## What needs to be done:
Scan the data below for the string "cute". Show every line where it turns up.

## Supplied records:
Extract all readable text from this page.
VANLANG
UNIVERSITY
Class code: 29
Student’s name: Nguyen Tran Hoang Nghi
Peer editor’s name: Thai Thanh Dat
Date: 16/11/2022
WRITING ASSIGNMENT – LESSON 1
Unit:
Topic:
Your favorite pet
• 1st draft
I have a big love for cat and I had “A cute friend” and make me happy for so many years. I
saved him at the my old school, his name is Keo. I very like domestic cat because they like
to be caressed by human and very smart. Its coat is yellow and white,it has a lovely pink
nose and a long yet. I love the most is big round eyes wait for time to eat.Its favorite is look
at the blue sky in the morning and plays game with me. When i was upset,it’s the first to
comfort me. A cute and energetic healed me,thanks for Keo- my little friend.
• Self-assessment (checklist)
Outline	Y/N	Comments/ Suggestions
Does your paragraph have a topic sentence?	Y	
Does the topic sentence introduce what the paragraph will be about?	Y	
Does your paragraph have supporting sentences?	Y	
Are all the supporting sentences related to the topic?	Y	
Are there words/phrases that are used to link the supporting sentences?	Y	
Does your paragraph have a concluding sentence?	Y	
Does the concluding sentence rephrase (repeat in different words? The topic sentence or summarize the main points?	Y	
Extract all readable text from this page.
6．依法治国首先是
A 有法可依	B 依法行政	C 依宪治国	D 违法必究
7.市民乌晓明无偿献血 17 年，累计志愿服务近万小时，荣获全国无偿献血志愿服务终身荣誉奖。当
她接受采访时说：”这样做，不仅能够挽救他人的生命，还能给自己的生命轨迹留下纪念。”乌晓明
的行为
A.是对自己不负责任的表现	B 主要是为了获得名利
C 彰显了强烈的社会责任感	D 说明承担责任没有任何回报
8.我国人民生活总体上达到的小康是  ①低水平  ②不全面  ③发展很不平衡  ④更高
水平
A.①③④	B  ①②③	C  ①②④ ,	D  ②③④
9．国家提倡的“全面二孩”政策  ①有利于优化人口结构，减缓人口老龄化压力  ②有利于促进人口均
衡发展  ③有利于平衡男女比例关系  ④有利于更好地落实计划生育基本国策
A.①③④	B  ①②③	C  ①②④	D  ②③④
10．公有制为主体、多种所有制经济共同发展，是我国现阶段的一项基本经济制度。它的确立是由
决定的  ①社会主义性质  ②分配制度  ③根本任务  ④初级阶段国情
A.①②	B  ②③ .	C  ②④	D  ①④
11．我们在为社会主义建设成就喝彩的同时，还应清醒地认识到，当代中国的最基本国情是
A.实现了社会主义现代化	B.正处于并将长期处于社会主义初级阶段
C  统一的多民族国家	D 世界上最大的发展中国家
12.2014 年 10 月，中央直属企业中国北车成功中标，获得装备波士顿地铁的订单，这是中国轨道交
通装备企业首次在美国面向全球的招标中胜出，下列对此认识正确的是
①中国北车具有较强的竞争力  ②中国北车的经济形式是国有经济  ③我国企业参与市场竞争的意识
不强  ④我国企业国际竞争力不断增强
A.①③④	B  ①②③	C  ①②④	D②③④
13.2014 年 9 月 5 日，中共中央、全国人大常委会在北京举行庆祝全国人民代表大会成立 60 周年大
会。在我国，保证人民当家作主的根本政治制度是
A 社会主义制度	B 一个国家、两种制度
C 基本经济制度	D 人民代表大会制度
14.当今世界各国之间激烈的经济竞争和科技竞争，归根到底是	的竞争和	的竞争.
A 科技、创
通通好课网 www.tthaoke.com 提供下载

## Completed task:
I have a big love for cat and I had “A cute friend” and make me happy for so many years. I
comfort me. A cute and energetic healed me,thanks for Keo- my little friend.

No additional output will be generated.